▶ To be done
State how many lines in the entries below contain "heatwave". Write nothing but the number.
** Start Material provided **
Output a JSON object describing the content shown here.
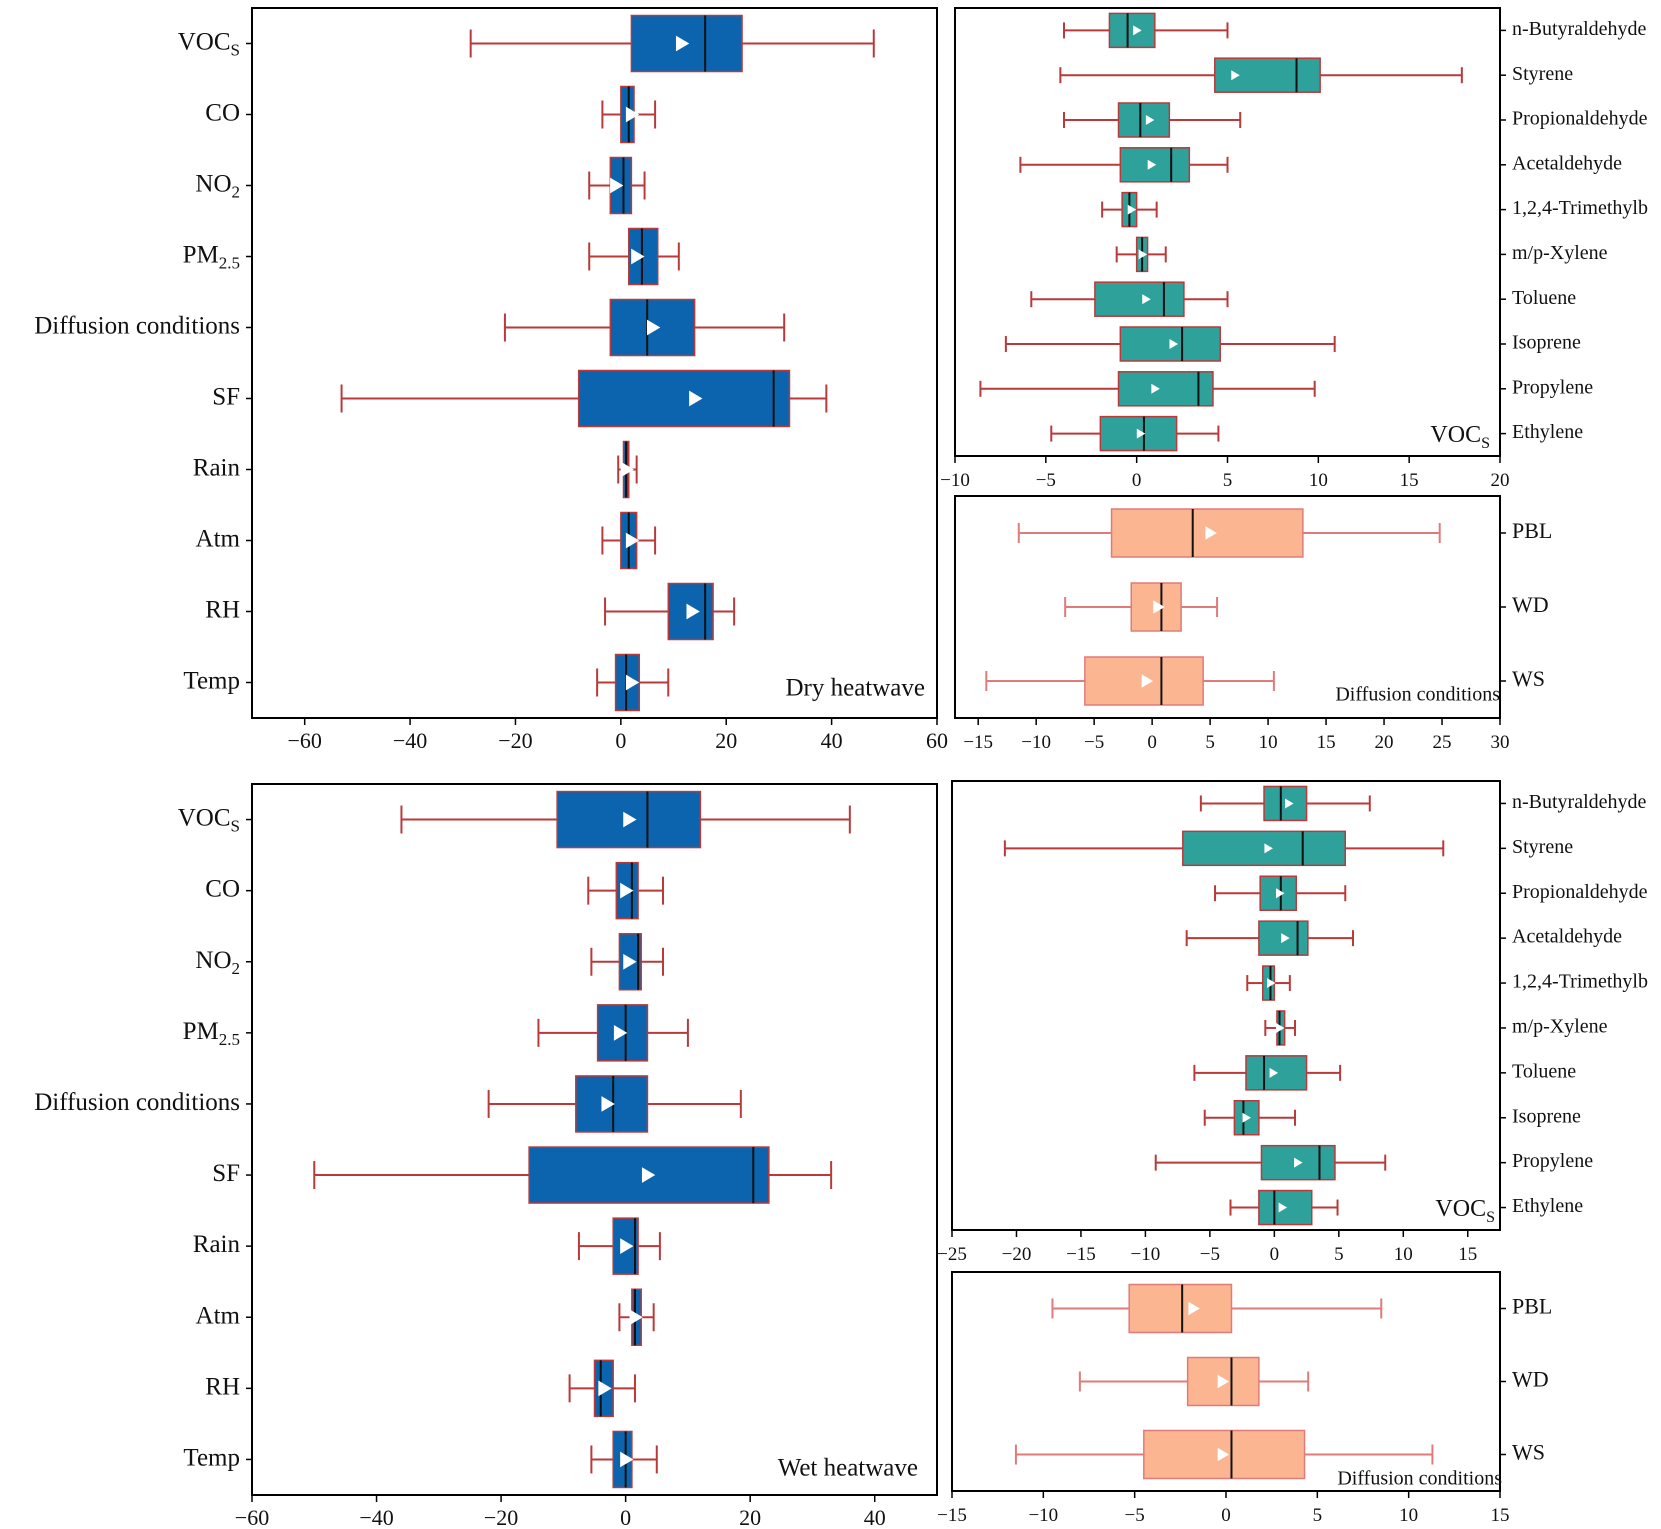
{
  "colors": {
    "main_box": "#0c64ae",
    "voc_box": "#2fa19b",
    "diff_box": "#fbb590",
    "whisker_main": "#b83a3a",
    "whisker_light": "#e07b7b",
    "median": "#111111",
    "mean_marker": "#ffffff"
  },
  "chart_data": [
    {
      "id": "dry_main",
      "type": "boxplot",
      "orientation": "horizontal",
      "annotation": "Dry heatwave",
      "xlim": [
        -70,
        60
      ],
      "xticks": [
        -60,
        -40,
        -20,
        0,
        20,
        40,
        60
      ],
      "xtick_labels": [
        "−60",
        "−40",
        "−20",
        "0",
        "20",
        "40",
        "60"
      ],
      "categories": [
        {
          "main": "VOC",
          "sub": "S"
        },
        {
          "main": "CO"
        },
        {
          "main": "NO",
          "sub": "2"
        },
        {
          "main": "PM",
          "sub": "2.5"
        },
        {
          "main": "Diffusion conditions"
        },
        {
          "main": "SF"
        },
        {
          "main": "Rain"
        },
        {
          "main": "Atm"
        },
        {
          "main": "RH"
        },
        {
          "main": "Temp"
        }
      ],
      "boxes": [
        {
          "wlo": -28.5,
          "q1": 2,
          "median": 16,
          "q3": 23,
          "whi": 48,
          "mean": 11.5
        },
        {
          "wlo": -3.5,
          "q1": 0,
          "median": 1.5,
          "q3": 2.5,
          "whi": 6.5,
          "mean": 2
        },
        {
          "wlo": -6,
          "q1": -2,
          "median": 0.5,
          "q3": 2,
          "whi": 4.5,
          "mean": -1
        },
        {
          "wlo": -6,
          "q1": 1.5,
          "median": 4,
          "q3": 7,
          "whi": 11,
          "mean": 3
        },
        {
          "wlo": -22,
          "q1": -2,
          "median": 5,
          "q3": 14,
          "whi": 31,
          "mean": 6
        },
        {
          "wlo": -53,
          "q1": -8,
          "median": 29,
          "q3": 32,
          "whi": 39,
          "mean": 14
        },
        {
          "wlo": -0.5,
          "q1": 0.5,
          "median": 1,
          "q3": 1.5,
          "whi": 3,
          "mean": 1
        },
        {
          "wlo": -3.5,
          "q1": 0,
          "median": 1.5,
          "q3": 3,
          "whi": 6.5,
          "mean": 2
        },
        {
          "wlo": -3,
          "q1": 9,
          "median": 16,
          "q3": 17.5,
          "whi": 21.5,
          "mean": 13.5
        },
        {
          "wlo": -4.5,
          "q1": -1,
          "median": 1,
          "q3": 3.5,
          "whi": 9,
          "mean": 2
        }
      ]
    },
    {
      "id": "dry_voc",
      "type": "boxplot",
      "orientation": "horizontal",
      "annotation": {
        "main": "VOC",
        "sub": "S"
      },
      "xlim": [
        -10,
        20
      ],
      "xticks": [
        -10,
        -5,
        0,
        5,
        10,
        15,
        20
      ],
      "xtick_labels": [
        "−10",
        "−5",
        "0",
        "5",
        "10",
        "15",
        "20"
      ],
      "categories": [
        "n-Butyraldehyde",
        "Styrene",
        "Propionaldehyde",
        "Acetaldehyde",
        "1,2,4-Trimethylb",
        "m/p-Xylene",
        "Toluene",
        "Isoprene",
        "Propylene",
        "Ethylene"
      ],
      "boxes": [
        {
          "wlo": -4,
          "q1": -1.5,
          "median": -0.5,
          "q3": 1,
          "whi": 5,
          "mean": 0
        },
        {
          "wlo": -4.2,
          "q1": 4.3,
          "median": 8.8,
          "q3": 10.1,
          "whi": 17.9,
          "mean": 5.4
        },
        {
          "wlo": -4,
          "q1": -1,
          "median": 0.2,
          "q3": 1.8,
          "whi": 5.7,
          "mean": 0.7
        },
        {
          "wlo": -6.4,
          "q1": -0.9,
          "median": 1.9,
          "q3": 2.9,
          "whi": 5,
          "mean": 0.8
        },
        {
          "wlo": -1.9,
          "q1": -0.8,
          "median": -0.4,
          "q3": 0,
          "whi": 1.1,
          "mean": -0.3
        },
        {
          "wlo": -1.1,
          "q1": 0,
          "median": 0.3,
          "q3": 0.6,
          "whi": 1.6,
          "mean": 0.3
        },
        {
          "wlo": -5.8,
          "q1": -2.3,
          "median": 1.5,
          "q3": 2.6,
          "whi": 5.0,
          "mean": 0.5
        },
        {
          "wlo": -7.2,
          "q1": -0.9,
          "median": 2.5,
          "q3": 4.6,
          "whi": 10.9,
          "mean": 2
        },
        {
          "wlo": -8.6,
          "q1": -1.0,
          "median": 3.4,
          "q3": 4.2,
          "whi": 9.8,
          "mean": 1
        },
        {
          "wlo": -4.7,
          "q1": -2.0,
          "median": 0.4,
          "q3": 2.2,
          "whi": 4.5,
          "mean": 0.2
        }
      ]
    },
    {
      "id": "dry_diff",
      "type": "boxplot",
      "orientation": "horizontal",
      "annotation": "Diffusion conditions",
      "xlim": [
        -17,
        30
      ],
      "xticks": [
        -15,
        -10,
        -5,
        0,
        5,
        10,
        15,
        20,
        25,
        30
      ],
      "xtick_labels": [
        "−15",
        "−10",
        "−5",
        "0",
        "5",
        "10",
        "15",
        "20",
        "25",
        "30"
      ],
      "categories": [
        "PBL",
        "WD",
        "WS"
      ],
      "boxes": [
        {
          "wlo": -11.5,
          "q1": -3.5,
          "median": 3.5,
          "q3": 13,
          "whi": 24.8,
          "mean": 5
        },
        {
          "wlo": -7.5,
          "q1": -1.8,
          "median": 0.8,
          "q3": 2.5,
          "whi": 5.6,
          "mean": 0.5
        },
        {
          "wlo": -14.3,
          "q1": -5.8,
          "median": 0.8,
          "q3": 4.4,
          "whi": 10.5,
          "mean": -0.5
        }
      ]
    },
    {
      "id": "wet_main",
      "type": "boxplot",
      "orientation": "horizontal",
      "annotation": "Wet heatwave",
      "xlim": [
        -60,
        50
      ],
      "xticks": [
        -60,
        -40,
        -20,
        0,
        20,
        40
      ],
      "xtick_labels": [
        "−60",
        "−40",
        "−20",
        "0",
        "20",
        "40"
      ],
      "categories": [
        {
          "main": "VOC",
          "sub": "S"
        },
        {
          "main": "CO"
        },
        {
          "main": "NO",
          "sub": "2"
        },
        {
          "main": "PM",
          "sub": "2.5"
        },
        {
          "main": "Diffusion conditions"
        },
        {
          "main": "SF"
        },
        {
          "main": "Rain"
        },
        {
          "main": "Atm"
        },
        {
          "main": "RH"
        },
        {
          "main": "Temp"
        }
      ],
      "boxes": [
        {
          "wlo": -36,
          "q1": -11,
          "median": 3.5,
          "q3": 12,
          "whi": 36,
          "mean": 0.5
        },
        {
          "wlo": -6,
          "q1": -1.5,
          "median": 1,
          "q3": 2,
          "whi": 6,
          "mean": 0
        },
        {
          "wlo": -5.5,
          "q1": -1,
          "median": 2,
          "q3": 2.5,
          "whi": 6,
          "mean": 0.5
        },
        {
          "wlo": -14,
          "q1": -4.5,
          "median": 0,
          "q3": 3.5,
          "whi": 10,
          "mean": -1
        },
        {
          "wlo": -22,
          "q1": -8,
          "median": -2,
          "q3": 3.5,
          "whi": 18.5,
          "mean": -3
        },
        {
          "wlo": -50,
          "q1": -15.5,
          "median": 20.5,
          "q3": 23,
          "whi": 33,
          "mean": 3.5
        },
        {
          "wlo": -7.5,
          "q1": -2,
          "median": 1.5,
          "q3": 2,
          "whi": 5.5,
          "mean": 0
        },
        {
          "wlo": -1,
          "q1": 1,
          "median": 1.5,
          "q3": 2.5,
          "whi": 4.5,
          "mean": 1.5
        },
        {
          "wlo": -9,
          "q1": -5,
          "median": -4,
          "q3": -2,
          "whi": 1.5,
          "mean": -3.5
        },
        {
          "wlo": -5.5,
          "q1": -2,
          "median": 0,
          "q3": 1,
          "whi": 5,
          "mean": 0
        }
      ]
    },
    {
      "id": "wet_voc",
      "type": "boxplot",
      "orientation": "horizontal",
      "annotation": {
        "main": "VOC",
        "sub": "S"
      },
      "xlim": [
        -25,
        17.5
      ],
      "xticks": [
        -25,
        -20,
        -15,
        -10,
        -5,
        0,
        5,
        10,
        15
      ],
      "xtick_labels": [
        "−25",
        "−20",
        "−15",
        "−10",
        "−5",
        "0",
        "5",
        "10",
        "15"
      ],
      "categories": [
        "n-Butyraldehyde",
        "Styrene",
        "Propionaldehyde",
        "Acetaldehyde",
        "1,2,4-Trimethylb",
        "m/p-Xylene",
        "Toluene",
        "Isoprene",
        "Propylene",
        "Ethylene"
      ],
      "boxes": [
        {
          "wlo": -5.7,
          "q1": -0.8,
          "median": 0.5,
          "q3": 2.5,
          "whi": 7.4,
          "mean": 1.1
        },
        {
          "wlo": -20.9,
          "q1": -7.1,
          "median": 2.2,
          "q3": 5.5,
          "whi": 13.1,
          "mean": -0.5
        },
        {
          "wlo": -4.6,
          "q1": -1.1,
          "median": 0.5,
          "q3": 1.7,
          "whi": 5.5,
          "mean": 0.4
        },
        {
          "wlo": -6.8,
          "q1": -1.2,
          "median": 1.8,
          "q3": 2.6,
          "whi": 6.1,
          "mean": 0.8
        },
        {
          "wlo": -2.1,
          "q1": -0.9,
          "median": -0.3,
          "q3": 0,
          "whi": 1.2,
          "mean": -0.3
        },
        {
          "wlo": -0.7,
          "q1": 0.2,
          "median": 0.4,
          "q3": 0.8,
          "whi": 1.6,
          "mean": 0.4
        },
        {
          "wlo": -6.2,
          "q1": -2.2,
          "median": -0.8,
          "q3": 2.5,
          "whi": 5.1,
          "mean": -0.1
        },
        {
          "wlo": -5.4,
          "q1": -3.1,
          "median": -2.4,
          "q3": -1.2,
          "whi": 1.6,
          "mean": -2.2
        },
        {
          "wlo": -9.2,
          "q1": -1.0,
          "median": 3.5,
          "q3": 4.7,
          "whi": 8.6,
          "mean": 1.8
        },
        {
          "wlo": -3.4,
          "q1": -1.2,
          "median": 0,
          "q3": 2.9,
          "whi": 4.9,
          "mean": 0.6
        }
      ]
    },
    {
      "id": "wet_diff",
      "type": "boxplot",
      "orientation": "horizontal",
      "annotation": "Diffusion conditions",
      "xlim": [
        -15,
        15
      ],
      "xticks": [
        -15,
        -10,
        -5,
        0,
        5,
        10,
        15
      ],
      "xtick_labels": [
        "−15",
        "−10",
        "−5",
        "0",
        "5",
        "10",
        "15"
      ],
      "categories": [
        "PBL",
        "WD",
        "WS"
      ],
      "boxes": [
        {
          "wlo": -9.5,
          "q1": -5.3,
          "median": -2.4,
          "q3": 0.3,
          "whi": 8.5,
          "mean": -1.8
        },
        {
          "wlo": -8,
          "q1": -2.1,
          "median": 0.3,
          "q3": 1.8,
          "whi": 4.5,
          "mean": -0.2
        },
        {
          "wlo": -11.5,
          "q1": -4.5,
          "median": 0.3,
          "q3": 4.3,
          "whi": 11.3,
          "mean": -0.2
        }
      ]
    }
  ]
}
** End Material provided **
▶ Reply to the task
2